- [Aim] Only the number is wanted: count the lines that contain "revers".

Records from a dataset:
***

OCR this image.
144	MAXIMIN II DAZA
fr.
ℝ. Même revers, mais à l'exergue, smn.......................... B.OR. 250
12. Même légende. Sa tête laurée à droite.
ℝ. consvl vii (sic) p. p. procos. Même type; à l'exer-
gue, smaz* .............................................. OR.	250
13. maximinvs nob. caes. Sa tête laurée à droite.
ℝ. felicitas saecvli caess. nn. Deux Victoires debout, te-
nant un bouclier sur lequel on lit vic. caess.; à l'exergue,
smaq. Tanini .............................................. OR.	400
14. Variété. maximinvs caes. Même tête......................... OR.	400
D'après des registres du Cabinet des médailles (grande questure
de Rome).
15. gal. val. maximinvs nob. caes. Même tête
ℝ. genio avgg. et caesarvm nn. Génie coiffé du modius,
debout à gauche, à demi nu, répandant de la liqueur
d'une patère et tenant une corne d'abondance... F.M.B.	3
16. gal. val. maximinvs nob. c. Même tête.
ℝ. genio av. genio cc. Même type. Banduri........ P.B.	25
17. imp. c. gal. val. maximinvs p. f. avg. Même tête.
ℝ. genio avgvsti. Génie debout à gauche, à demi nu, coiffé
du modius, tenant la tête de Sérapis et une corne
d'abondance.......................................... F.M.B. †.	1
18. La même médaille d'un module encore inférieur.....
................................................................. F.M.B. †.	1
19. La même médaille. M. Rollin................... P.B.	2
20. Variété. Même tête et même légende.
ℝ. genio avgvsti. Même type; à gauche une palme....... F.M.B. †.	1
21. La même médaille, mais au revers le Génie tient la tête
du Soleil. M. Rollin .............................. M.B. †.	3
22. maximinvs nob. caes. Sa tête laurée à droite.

***

- [Written response] 2